● **Work to complete**: Return, verbatim, the entries from the line with "wall-right-bathroom (654, 30, 678, 207)" up to and including the line with "balcony-bathroom-window-icon (425, 79, 440, 149)".

+--

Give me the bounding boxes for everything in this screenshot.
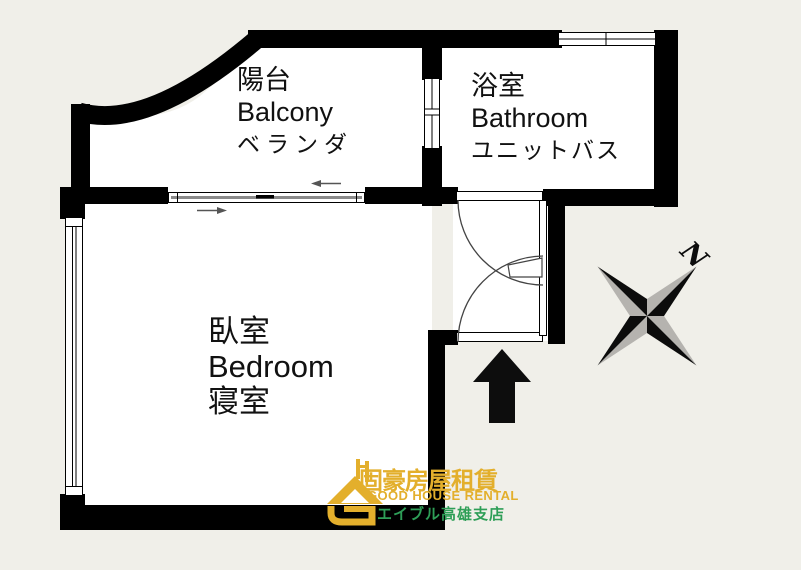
wall-right-bathroom (654, 30, 678, 207)
balcony-label: 陽台 Balcony ベランダ (237, 64, 353, 160)
entrance-arrow-icon (473, 349, 531, 423)
bathroom-top-window-icon (558, 33, 656, 46)
bedroom-label: 臥室 Bedroom 寝室 (208, 314, 334, 419)
compass-icon: N (598, 235, 715, 366)
bathroom-name-en: Bathroom (471, 102, 621, 134)
bedroom-name-zh: 臥室 (208, 314, 334, 349)
logo-branch-ja: エイブル高雄支店 (377, 503, 505, 524)
bathroom-label: 浴室 Bathroom ユニットバス (471, 70, 621, 166)
wall-entry-right (548, 189, 565, 344)
balcony-bathroom-window-icon (425, 79, 440, 149)
wall-balcony-bedroom-right (365, 187, 458, 204)
bedroom-left-window-icon (66, 218, 83, 496)
balcony-name-en: Balcony (237, 96, 353, 128)
entrance-door-threshold (457, 333, 543, 342)
bedroom-name-ja: 寝室 (208, 384, 334, 419)
balcony-name-zh: 陽台 (237, 64, 353, 96)
floor-plan: N 陽台 Balcony ベランダ 浴室 Bathroom ユニットバス 臥室 … (0, 0, 801, 570)
compass-north-label: N (673, 235, 714, 276)
wall-bedroom-left-bottom (60, 494, 85, 530)
bathroom-name-ja: ユニットバス (471, 134, 621, 166)
bathroom-name-zh: 浴室 (471, 70, 621, 102)
bedroom-name-en: Bedroom (208, 349, 334, 384)
logo-title-en: GOOD HOUSE RENTAL (367, 488, 519, 503)
balcony-sliding-door-icon (169, 193, 365, 203)
bathroom-door-threshold (457, 192, 543, 201)
wall-top (248, 30, 562, 48)
wall-bedroom-left-top (60, 187, 85, 219)
wall-divider-balcony-bathroom-top (422, 40, 442, 80)
balcony-name-ja: ベランダ (237, 128, 353, 160)
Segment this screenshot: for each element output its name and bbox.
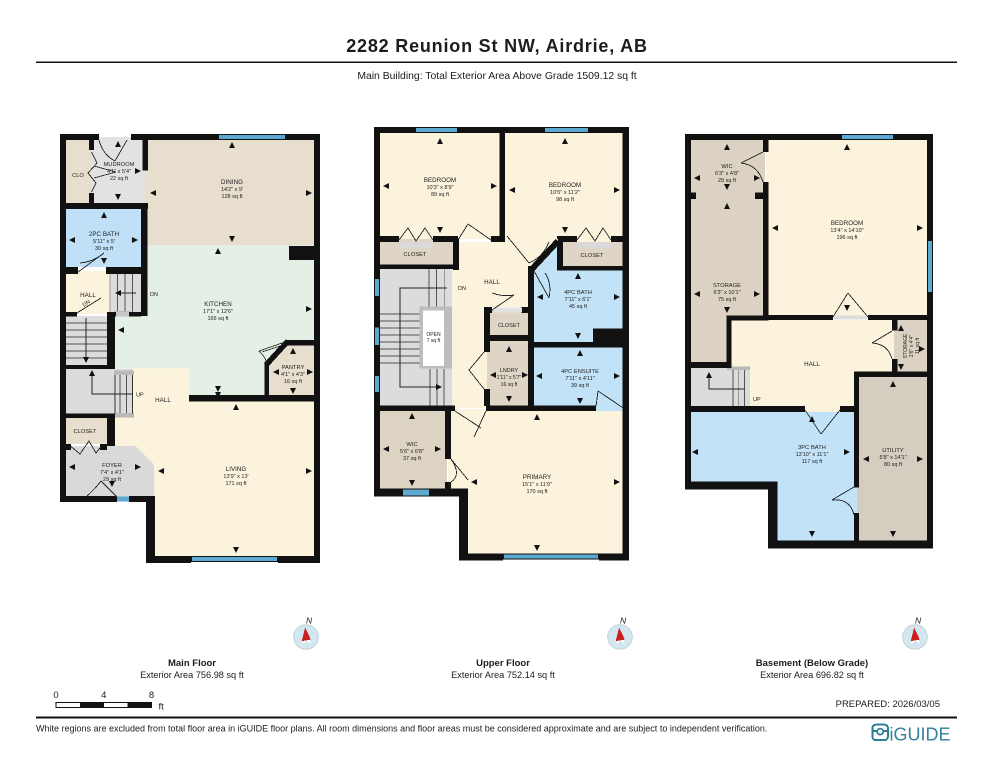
svg-text:CLOSET: CLOSET (403, 252, 427, 258)
svg-text:HALL: HALL (804, 361, 820, 368)
svg-text:0: 0 (53, 690, 58, 701)
svg-text:13'10" x 11'1": 13'10" x 11'1" (796, 452, 829, 458)
svg-text:7 sq ft: 7 sq ft (427, 338, 441, 344)
svg-text:1'11" x 5'7": 1'11" x 5'7" (497, 375, 522, 381)
svg-text:22 sq ft: 22 sq ft (110, 176, 129, 182)
svg-text:N: N (306, 616, 313, 626)
svg-text:STORAGE: STORAGE (713, 283, 741, 289)
svg-text:2PC BATH: 2PC BATH (89, 231, 119, 238)
svg-text:2282 Reunion St NW, Airdrie, A: 2282 Reunion St NW, Airdrie, AB (346, 36, 648, 56)
svg-text:PANTRY: PANTRY (282, 365, 305, 371)
svg-text:White regions are excluded fro: White regions are excluded from total fl… (36, 724, 767, 734)
svg-text:7'4" x 4'1": 7'4" x 4'1" (100, 470, 124, 476)
svg-text:4PC ENSUITE: 4PC ENSUITE (561, 369, 599, 375)
svg-text:16 sq ft: 16 sq ft (284, 379, 303, 385)
svg-text:Exterior Area 696.82 sq ft: Exterior Area 696.82 sq ft (760, 670, 864, 680)
svg-text:4'1" x 5'4": 4'1" x 5'4" (107, 169, 131, 175)
svg-text:7'11" x 6'1": 7'11" x 6'1" (565, 297, 592, 303)
svg-text:5'11" x 5': 5'11" x 5' (93, 239, 115, 245)
svg-text:BEDROOM: BEDROOM (549, 182, 581, 189)
svg-text:13'4" x 14'10": 13'4" x 14'10" (830, 228, 863, 234)
svg-text:16 sq ft: 16 sq ft (501, 382, 518, 388)
svg-text:Exterior Area 752.14 sq ft: Exterior Area 752.14 sq ft (451, 670, 555, 680)
svg-text:196 sq ft: 196 sq ft (836, 235, 858, 241)
svg-text:BEDROOM: BEDROOM (831, 220, 863, 227)
svg-text:WIC: WIC (721, 164, 732, 170)
svg-text:LNDRY: LNDRY (500, 368, 519, 374)
svg-text:37 sq ft: 37 sq ft (403, 456, 422, 462)
svg-text:UP: UP (136, 393, 144, 399)
svg-text:CLOSET: CLOSET (73, 429, 97, 435)
svg-text:iGUIDE: iGUIDE (890, 725, 951, 745)
svg-text:165 sq ft: 165 sq ft (207, 316, 229, 322)
svg-text:117 sq ft: 117 sq ft (802, 459, 823, 465)
svg-text:171 sq ft: 171 sq ft (225, 481, 247, 487)
svg-text:45 sq ft: 45 sq ft (569, 304, 588, 310)
svg-text:5'6" x 6'8": 5'6" x 6'8" (400, 449, 424, 455)
svg-text:3PC BATH: 3PC BATH (798, 445, 826, 451)
svg-text:8: 8 (149, 690, 154, 701)
svg-text:HALL: HALL (155, 397, 171, 404)
svg-text:6'3" x 4'8": 6'3" x 4'8" (715, 171, 739, 177)
svg-text:5'8" x 14'1": 5'8" x 14'1" (879, 455, 906, 461)
svg-text:Main Floor: Main Floor (168, 658, 216, 669)
svg-text:HALL: HALL (484, 279, 500, 286)
svg-text:UP: UP (753, 397, 761, 403)
svg-text:UTILITY: UTILITY (882, 448, 904, 454)
svg-text:13'9" x 13': 13'9" x 13' (223, 474, 248, 480)
svg-text:DN: DN (458, 286, 466, 292)
svg-text:LIVING: LIVING (226, 466, 247, 473)
svg-text:DN: DN (150, 292, 158, 298)
svg-text:39 sq ft: 39 sq ft (571, 383, 590, 389)
svg-text:BEDROOM: BEDROOM (424, 177, 456, 184)
svg-text:FOYER: FOYER (102, 463, 122, 469)
svg-text:128 sq ft: 128 sq ft (221, 194, 243, 200)
svg-text:N: N (620, 616, 627, 626)
svg-text:11 sq ft: 11 sq ft (915, 337, 921, 354)
svg-text:DINING: DINING (221, 179, 243, 186)
svg-text:15'1" x 11'9": 15'1" x 11'9" (522, 482, 552, 488)
svg-text:30 sq ft: 30 sq ft (95, 246, 114, 252)
svg-text:WIC: WIC (406, 442, 417, 448)
svg-text:4PC BATH: 4PC BATH (564, 290, 592, 296)
svg-text:ft: ft (159, 702, 165, 713)
svg-text:Exterior Area 756.98 sq ft: Exterior Area 756.98 sq ft (140, 670, 244, 680)
svg-text:80 sq ft: 80 sq ft (884, 462, 903, 468)
svg-text:4: 4 (101, 690, 106, 701)
svg-text:HALL: HALL (80, 292, 96, 299)
svg-text:PRIMARY: PRIMARY (523, 474, 551, 481)
svg-text:98 sq ft: 98 sq ft (556, 197, 575, 203)
svg-text:75 sq ft: 75 sq ft (718, 297, 737, 303)
svg-text:10'5" x 11'2": 10'5" x 11'2" (550, 190, 580, 196)
svg-text:Upper Floor: Upper Floor (476, 658, 530, 669)
svg-text:N: N (915, 616, 922, 626)
svg-text:170 sq ft: 170 sq ft (526, 489, 548, 495)
svg-text:CLOSET: CLOSET (580, 253, 604, 259)
svg-text:10'3" x 8'9": 10'3" x 8'9" (426, 185, 453, 191)
svg-text:29 sq ft: 29 sq ft (718, 178, 737, 184)
svg-text:6'3" x 10'1": 6'3" x 10'1" (713, 290, 740, 296)
svg-text:CLOSET: CLOSET (498, 323, 521, 329)
svg-text:Basement (Below Grade): Basement (Below Grade) (756, 658, 868, 669)
svg-text:Main Building: Total Exterior: Main Building: Total Exterior Area Above… (357, 71, 636, 82)
svg-text:MUDROOM: MUDROOM (104, 162, 135, 168)
svg-text:7'11" x 4'11": 7'11" x 4'11" (565, 376, 594, 382)
svg-text:17'1" x 12'6": 17'1" x 12'6" (203, 309, 233, 315)
svg-text:PREPARED: 2026/03/05: PREPARED: 2026/03/05 (836, 699, 940, 710)
svg-text:CLO: CLO (72, 173, 84, 179)
svg-text:KITCHEN: KITCHEN (204, 301, 232, 308)
svg-text:14'2" x 9': 14'2" x 9' (221, 187, 243, 193)
svg-text:4'1" x 4'3": 4'1" x 4'3" (281, 372, 305, 378)
svg-text:89 sq ft: 89 sq ft (431, 192, 450, 198)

+--

● **Right answer**:
wall-right-bathroom (654, 30, 678, 207)
balcony-label: 陽台 Balcony ベランダ (237, 64, 353, 160)
entrance-arrow-icon (473, 349, 531, 423)
bathroom-top-window-icon (558, 33, 656, 46)
bedroom-label: 臥室 Bedroom 寝室 (208, 314, 334, 419)
compass-icon: N (598, 235, 715, 366)
bathroom-name-en: Bathroom (471, 102, 621, 134)
bedroom-name-zh: 臥室 (208, 314, 334, 349)
logo-branch-ja: エイブル高雄支店 (377, 503, 505, 524)
bathroom-label: 浴室 Bathroom ユニットバス (471, 70, 621, 166)
wall-entry-right (548, 189, 565, 344)
balcony-bathroom-window-icon (425, 79, 440, 149)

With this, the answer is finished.